**Your objective:** Exactly reproduce the line that contains "What does this" and all lines after it in the entries below, through the very last line.

**Data to process:**
● ● ● ● ● ● ●

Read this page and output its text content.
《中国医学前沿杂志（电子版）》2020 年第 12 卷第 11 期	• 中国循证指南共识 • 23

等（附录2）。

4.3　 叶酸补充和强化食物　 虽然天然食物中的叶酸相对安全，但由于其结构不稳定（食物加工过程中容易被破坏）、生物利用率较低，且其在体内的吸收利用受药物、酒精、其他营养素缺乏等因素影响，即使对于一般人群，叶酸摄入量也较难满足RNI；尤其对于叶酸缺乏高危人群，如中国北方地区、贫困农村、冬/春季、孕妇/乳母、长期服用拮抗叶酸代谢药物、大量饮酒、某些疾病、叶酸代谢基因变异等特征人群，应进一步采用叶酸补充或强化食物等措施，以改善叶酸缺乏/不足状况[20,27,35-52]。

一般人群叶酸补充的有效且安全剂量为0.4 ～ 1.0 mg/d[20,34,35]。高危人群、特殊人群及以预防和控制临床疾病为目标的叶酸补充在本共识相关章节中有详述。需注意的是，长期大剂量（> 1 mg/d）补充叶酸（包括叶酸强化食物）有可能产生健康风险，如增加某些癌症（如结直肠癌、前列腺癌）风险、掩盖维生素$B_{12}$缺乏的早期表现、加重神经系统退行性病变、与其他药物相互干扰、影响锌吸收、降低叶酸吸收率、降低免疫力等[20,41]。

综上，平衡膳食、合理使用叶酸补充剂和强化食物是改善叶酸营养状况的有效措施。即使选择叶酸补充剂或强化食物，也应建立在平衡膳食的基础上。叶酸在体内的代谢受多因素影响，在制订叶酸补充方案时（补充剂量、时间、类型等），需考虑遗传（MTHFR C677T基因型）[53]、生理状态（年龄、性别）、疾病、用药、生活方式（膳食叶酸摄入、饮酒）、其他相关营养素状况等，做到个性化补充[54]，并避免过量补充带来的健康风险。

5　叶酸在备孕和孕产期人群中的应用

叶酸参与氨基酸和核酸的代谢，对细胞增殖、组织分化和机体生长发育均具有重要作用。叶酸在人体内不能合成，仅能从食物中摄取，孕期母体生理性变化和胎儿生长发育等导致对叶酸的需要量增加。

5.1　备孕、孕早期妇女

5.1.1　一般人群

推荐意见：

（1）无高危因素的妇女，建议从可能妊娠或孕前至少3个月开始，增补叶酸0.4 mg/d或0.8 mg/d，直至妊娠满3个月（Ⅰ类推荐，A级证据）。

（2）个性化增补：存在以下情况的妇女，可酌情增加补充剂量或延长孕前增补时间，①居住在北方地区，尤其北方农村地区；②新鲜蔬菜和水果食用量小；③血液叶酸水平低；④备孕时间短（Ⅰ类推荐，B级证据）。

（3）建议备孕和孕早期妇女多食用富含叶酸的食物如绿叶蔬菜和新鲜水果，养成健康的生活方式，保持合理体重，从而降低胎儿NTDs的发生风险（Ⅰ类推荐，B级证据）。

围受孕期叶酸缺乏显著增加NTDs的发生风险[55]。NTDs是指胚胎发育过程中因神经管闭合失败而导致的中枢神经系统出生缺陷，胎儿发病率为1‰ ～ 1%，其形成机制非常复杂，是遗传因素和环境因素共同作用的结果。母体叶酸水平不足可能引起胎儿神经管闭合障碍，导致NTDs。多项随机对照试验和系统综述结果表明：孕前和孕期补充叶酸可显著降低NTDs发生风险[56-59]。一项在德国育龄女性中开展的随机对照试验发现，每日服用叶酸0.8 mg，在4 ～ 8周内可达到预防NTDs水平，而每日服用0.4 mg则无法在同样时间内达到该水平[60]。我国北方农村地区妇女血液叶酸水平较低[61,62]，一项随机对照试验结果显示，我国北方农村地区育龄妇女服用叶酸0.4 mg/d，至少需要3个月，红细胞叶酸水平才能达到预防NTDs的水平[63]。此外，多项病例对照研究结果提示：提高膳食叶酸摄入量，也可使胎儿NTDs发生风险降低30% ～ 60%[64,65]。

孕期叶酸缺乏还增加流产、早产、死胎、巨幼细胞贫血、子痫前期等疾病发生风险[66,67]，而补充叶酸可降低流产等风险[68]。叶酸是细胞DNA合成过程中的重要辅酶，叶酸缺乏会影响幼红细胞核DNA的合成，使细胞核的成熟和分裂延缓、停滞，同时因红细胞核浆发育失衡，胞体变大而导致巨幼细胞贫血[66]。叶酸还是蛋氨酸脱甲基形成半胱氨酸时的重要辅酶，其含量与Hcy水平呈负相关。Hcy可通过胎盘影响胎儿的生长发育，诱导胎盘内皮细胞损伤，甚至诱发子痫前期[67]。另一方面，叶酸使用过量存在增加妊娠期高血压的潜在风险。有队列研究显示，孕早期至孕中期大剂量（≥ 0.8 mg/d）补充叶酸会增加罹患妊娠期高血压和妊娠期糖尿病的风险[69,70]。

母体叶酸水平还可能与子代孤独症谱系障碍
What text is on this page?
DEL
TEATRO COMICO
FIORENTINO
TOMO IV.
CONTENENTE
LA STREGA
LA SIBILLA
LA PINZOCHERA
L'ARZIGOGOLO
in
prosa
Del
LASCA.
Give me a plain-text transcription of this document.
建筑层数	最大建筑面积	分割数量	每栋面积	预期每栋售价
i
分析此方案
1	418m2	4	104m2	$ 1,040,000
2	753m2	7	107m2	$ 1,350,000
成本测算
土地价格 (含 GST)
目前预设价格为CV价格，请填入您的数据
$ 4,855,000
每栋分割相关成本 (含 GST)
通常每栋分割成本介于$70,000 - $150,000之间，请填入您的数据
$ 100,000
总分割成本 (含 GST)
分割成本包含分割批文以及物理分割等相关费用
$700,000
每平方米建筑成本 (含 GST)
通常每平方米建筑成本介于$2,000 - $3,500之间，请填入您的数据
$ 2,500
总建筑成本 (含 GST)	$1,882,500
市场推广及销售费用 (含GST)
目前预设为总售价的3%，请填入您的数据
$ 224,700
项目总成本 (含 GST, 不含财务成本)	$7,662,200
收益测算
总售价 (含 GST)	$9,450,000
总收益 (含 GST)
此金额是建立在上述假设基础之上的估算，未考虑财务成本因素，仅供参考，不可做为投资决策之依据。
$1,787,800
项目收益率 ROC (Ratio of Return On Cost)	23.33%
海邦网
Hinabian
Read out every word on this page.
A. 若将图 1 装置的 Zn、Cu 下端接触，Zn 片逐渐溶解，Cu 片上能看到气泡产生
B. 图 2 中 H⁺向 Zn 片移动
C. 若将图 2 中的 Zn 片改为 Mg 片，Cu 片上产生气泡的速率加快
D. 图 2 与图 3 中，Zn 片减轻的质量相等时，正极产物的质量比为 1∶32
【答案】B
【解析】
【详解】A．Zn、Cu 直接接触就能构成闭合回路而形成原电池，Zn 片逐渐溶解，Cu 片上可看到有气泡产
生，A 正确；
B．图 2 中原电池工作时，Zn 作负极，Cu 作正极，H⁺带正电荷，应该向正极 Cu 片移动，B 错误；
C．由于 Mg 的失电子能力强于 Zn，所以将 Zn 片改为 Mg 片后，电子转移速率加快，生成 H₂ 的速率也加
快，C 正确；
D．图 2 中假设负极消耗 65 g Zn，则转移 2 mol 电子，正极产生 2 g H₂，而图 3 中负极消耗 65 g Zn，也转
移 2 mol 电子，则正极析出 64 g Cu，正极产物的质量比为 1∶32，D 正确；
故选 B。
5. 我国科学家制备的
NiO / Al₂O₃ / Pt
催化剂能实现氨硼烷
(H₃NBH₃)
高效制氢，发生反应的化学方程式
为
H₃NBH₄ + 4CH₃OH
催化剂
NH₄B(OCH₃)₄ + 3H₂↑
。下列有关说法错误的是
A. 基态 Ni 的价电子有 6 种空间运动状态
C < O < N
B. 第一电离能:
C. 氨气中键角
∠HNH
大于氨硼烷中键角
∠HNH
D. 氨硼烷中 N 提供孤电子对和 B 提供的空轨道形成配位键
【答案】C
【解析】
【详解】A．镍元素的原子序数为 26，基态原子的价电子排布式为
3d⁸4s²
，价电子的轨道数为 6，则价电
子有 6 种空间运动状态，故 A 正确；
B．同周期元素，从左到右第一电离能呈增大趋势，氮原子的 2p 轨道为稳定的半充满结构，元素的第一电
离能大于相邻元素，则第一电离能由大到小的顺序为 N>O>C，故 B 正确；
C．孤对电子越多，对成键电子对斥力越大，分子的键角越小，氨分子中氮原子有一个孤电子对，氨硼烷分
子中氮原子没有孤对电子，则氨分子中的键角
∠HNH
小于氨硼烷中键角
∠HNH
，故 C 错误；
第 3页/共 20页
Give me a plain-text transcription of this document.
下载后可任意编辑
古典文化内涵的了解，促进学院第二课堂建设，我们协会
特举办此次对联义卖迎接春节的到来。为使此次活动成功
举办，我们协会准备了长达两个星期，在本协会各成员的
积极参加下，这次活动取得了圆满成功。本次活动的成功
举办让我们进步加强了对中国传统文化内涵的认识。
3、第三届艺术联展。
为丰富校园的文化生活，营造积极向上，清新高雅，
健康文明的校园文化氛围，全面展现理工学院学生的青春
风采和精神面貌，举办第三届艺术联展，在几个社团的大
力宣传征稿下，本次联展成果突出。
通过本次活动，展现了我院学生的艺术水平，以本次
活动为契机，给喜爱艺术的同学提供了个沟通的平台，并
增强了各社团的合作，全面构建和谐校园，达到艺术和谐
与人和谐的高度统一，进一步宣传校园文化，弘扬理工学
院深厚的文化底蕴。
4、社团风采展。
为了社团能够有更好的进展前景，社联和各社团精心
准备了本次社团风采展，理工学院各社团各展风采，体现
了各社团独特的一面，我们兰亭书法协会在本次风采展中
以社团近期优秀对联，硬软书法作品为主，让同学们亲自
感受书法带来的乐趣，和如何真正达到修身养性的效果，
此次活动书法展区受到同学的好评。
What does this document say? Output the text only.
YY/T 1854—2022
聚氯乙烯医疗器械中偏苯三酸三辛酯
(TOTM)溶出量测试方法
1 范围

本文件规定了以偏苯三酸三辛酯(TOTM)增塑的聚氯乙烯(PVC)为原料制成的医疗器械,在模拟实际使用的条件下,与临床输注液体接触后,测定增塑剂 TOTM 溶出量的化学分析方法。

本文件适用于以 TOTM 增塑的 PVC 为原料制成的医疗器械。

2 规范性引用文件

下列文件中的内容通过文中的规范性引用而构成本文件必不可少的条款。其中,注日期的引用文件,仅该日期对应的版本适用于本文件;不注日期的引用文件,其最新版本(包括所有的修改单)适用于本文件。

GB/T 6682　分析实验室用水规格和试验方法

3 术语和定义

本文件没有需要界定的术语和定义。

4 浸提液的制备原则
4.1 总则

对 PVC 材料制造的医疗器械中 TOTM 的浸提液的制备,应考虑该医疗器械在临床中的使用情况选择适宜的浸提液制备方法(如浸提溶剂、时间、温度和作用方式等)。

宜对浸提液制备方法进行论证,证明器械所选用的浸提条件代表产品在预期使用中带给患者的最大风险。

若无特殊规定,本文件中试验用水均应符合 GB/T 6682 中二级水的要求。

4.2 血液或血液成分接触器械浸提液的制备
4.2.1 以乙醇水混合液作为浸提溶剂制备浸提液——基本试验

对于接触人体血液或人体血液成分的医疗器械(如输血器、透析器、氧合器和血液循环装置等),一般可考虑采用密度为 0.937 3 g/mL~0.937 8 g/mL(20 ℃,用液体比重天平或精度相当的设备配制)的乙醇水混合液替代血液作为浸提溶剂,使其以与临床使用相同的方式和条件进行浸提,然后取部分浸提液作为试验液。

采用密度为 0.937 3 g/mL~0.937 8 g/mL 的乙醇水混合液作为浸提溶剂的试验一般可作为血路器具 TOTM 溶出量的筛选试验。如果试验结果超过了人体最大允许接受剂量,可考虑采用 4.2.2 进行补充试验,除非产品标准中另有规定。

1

● ● ● ● ● ● ●

**Answer for this exercise:**
What does this document say? Output the text only.
YY/T 1854—2022
聚氯乙烯医疗器械中偏苯三酸三辛酯
(TOTM)溶出量测试方法
1 范围

本文件规定了以偏苯三酸三辛酯(TOTM)增塑的聚氯乙烯(PVC)为原料制成的医疗器械,在模拟实际使用的条件下,与临床输注液体接触后,测定增塑剂 TOTM 溶出量的化学分析方法。

本文件适用于以 TOTM 增塑的 PVC 为原料制成的医疗器械。

2 规范性引用文件

下列文件中的内容通过文中的规范性引用而构成本文件必不可少的条款。其中,注日期的引用文件,仅该日期对应的版本适用于本文件;不注日期的引用文件,其最新版本(包括所有的修改单)适用于本文件。

GB/T 6682　分析实验室用水规格和试验方法

3 术语和定义

本文件没有需要界定的术语和定义。

4 浸提液的制备原则
4.1 总则

对 PVC 材料制造的医疗器械中 TOTM 的浸提液的制备,应考虑该医疗器械在临床中的使用情况选择适宜的浸提液制备方法(如浸提溶剂、时间、温度和作用方式等)。

宜对浸提液制备方法进行论证,证明器械所选用的浸提条件代表产品在预期使用中带给患者的最大风险。

若无特殊规定,本文件中试验用水均应符合 GB/T 6682 中二级水的要求。

4.2 血液或血液成分接触器械浸提液的制备
4.2.1 以乙醇水混合液作为浸提溶剂制备浸提液——基本试验

对于接触人体血液或人体血液成分的医疗器械(如输血器、透析器、氧合器和血液循环装置等),一般可考虑采用密度为 0.937 3 g/mL~0.937 8 g/mL(20 ℃,用液体比重天平或精度相当的设备配制)的乙醇水混合液替代血液作为浸提溶剂,使其以与临床使用相同的方式和条件进行浸提,然后取部分浸提液作为试验液。

采用密度为 0.937 3 g/mL~0.937 8 g/mL 的乙醇水混合液作为浸提溶剂的试验一般可作为血路器具 TOTM 溶出量的筛选试验。如果试验结果超过了人体最大允许接受剂量,可考虑采用 4.2.2 进行补充试验,除非产品标准中另有规定。

1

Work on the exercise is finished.